Your answer should be a single number: the count of lines holding the word "name".

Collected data
┌──

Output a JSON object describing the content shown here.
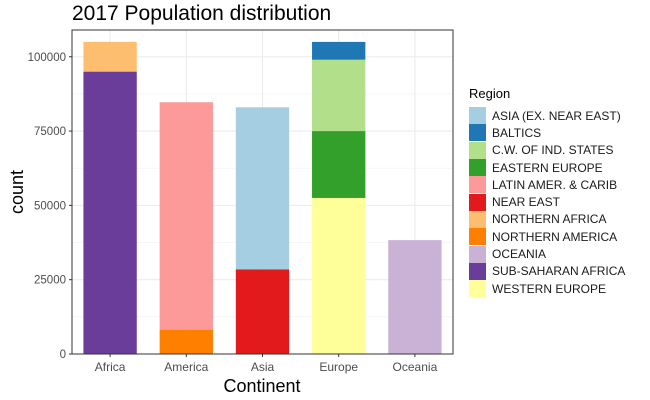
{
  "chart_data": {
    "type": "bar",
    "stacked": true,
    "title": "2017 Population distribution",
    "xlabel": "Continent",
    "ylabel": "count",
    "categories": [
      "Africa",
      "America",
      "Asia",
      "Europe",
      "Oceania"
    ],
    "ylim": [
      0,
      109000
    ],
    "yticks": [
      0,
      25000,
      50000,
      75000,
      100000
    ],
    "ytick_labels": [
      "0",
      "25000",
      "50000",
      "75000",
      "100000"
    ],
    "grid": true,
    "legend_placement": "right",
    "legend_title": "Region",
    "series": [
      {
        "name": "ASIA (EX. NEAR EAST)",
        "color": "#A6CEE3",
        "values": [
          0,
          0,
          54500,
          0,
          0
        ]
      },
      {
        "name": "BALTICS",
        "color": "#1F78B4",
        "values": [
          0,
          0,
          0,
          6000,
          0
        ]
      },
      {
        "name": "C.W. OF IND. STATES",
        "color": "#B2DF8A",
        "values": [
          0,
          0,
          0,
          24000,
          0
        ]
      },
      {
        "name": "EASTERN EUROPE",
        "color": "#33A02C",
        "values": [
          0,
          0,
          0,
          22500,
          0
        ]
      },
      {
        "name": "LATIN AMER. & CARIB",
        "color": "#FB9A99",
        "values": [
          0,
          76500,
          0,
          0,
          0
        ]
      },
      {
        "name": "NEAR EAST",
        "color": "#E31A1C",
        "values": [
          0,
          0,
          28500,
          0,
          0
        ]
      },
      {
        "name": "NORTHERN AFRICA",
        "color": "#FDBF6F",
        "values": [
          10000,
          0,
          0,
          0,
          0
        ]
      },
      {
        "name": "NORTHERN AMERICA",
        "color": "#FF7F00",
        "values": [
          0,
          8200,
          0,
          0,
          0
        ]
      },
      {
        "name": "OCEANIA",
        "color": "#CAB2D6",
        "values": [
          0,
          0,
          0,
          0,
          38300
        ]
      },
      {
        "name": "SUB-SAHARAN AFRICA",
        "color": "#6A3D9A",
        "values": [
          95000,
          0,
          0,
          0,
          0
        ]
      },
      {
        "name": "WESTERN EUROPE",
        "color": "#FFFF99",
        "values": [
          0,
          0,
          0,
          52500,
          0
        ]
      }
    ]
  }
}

└──

The output: 11